* start Given data *

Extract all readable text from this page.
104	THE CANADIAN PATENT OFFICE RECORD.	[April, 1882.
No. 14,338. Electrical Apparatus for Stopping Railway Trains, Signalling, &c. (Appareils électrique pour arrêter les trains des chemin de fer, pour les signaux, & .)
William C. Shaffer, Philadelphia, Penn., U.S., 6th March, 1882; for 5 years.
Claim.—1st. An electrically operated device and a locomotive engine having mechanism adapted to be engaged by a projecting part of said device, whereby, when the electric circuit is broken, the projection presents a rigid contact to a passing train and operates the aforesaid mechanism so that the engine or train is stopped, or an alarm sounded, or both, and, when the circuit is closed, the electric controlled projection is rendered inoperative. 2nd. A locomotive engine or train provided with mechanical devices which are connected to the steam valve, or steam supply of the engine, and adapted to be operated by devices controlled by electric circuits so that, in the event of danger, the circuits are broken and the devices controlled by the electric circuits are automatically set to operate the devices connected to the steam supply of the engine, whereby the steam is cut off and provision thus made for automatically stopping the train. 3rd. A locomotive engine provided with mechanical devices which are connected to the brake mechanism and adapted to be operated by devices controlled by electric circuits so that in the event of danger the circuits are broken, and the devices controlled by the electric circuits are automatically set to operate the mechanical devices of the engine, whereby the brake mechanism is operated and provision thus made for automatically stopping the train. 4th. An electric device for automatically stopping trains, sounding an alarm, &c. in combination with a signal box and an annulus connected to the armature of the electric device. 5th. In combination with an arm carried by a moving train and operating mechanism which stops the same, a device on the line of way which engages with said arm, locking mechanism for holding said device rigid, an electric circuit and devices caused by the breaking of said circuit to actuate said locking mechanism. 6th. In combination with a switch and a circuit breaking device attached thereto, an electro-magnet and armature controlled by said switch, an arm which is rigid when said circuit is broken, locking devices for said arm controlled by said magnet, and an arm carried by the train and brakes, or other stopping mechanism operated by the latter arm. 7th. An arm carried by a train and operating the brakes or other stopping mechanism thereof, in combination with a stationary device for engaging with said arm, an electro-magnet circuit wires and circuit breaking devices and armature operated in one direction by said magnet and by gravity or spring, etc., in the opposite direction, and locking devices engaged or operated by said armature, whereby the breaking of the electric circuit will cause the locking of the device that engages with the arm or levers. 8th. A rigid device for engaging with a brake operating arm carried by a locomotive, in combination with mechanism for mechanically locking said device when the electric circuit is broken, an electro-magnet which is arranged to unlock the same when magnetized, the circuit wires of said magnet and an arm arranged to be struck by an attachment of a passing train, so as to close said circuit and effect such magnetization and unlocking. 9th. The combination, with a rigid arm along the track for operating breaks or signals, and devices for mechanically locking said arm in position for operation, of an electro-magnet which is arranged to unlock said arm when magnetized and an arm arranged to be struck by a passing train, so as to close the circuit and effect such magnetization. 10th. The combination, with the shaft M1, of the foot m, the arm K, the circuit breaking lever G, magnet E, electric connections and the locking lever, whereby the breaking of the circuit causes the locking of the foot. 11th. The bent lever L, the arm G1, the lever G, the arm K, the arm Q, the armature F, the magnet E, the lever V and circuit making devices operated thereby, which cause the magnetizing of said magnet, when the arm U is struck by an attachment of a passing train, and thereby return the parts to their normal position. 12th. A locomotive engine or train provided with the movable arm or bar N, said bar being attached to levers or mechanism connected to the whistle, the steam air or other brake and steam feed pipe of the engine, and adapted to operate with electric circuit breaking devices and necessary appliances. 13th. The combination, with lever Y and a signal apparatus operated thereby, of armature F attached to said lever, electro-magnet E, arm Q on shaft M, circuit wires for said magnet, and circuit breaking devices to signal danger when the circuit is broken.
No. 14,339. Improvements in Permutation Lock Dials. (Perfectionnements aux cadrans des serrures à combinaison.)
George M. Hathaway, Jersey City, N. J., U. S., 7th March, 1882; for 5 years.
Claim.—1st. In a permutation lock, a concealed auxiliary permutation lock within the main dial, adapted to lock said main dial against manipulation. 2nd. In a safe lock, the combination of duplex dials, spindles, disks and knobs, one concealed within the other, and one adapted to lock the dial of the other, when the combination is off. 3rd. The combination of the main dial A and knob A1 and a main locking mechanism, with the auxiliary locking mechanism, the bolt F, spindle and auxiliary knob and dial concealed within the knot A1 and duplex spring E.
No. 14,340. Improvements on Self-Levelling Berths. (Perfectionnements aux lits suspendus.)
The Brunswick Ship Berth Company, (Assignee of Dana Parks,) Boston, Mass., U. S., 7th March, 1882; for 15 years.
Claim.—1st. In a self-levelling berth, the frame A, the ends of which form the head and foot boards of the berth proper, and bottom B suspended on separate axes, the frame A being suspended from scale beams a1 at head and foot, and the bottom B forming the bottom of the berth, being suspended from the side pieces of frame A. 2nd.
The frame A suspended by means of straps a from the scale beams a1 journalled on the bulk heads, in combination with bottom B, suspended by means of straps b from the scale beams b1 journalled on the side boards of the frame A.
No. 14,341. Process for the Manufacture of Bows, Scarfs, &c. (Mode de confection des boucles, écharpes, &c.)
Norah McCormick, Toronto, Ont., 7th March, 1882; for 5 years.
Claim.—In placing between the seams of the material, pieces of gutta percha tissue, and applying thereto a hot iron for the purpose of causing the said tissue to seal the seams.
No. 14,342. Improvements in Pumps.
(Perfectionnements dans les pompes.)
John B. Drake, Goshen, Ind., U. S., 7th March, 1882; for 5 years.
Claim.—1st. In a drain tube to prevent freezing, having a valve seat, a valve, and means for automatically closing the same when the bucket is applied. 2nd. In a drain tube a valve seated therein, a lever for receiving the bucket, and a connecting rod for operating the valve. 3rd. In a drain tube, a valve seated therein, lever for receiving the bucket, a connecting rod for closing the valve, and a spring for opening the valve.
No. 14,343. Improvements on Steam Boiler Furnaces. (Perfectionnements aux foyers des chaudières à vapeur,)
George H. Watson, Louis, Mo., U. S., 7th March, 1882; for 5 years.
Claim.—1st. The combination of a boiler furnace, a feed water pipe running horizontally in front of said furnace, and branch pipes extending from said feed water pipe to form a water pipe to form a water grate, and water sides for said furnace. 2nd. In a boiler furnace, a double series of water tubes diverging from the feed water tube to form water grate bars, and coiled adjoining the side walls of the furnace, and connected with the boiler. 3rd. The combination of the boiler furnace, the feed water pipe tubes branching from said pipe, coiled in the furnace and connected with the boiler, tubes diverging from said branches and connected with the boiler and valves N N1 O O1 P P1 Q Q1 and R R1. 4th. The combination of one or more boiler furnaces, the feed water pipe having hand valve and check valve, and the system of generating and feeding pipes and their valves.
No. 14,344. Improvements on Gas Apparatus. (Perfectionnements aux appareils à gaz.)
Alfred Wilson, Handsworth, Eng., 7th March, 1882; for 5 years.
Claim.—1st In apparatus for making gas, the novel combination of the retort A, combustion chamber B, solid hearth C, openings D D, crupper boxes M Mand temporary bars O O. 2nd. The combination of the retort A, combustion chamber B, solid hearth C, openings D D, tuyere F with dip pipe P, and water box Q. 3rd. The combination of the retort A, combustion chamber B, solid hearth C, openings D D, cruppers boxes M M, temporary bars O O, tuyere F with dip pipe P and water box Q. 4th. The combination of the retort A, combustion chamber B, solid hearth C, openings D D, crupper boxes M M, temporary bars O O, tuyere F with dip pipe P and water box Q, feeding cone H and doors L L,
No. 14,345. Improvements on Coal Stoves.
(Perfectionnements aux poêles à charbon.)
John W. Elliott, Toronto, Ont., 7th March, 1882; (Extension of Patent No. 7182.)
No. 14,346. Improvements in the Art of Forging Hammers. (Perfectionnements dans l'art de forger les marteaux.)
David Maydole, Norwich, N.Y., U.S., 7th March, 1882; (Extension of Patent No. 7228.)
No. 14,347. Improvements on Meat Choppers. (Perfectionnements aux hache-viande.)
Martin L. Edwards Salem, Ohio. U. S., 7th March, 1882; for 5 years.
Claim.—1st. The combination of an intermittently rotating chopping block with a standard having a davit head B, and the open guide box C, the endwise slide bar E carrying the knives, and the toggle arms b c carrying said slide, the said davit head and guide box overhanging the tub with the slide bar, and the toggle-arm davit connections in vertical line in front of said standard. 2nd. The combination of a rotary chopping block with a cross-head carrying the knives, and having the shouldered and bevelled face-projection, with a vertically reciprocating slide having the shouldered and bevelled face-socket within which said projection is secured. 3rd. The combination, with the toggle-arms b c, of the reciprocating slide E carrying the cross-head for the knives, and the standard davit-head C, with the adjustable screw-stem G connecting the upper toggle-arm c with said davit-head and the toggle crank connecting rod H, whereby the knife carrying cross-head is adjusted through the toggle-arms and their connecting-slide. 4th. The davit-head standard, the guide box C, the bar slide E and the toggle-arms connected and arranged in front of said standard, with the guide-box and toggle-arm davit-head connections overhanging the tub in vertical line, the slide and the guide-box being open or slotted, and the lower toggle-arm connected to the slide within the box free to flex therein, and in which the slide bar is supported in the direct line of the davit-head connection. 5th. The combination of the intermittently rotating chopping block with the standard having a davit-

* end Given data *
* start Given data *

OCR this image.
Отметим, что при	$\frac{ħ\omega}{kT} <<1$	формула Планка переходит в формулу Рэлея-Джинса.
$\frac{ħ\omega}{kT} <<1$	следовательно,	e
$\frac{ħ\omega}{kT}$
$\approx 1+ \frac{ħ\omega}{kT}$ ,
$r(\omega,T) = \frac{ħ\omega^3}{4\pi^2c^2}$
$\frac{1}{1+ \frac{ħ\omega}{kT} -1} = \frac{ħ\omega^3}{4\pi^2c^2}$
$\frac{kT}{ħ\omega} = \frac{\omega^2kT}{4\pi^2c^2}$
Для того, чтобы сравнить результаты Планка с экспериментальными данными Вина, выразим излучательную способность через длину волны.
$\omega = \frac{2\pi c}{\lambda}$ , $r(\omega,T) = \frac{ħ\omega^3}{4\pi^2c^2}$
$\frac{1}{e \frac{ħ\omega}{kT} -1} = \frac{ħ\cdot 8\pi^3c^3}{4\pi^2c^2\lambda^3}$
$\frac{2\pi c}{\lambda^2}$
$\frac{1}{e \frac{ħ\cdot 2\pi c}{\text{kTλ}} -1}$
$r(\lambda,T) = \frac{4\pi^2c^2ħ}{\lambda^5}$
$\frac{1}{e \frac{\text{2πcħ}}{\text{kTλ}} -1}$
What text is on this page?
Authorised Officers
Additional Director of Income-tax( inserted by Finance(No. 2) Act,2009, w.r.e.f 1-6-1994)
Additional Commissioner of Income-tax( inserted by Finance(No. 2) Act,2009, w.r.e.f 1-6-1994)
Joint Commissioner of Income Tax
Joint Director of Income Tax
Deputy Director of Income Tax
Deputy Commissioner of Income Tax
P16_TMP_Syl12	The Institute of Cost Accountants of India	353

* end Given data *
* start Given data *

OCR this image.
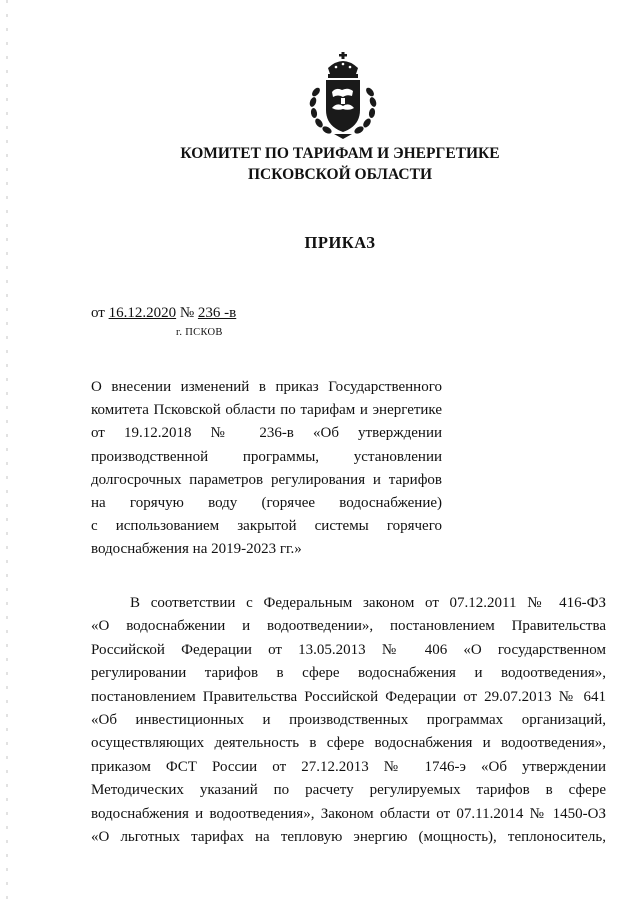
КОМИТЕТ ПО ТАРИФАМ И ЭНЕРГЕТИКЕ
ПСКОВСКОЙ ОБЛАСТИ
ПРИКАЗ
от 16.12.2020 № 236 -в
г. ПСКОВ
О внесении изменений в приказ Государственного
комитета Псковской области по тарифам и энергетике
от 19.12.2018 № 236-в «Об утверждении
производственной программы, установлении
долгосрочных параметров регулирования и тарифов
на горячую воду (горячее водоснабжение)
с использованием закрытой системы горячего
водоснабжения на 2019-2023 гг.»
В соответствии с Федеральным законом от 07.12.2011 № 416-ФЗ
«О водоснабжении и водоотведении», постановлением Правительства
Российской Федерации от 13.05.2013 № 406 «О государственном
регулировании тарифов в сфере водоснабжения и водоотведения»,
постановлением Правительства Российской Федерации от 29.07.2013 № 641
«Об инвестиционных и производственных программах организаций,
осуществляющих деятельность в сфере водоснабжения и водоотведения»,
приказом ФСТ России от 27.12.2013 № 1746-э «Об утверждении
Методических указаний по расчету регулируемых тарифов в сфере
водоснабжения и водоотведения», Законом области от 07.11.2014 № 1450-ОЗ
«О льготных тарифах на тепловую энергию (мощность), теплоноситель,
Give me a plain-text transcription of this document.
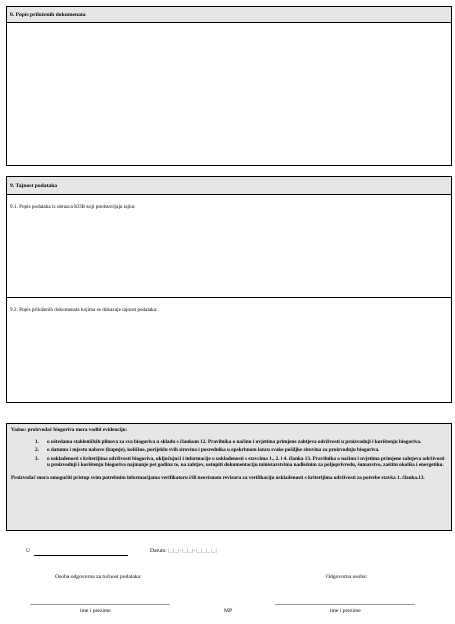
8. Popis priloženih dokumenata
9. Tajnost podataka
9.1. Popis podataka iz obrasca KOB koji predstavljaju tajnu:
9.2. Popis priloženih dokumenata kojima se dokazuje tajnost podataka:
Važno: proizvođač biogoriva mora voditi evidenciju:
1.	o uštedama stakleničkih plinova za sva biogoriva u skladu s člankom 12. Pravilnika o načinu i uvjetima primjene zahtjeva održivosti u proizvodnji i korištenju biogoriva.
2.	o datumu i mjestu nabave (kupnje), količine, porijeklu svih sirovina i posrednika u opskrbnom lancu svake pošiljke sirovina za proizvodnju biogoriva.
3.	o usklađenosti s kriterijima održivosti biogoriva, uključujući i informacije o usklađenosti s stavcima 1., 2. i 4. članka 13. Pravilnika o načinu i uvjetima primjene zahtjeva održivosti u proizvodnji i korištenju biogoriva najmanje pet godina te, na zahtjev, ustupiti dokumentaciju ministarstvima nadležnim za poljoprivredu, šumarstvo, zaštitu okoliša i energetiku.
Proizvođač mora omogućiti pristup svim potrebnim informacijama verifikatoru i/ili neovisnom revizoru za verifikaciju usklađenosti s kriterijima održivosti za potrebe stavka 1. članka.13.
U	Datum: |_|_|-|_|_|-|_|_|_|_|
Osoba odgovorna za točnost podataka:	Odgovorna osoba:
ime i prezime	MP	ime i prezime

* end Given data *

### Directive
From the listing above, copy every line that includes the word "Commissioner".

### Answer for this exercise
Additional Commissioner of Income-tax( inserted by Finance(No. 2) Act,2009, w.r.e.f 1-6-1994)
Joint Commissioner of Income Tax
Deputy Commissioner of Income Tax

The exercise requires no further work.